(Data excerpts)
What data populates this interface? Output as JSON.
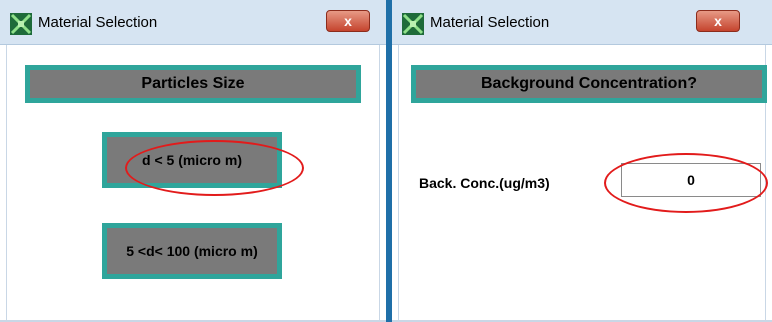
{
  "window_left": {
    "title": "Material Selection",
    "close_glyph": "x",
    "heading": "Particles Size",
    "options": [
      {
        "label": "d < 5 (micro m)"
      },
      {
        "label": "5 <d< 100 (micro m)"
      }
    ]
  },
  "window_right": {
    "title": "Material Selection",
    "close_glyph": "x",
    "heading": "Background Concentration?",
    "field_label": "Back. Conc.(ug/m3)",
    "field_value": "0"
  },
  "colors": {
    "accent_teal": "#2fa59b",
    "button_gray": "#7a7a7a",
    "highlight_red": "#e21b1b",
    "close_red": "#c5442e"
  },
  "icons": [
    "app-icon",
    "close-icon"
  ]
}
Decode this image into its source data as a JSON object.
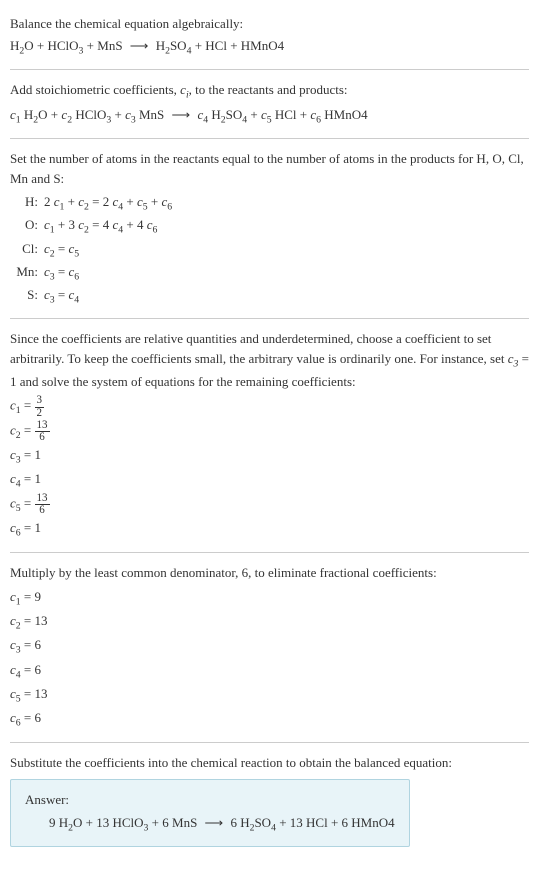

### SHORT TASK
The records above need to be given again exactly. Omit the pictures.

### EXERCISE ANSWER
What data populates this interface? Output as JSON.
{
  "window_left": {
    "title": "Material Selection",
    "close_glyph": "x",
    "heading": "Particles Size",
    "options": [
      {
        "label": "d < 5 (micro m)"
      },
      {
        "label": "5 <d< 100 (micro m)"
      }
    ]
  },
  "window_right": {
    "title": "Material Selection",
    "close_glyph": "x",
    "heading": "Background Concentration?",
    "field_label": "Back. Conc.(ug/m3)",
    "field_value": "0"
  },
  "colors": {
    "accent_teal": "#2fa59b",
    "button_gray": "#7a7a7a",
    "highlight_red": "#e21b1b",
    "close_red": "#c5442e"
  },
  "icons": [
    "app-icon",
    "close-icon"
  ]
}
Decode this image into its source data as a JSON object.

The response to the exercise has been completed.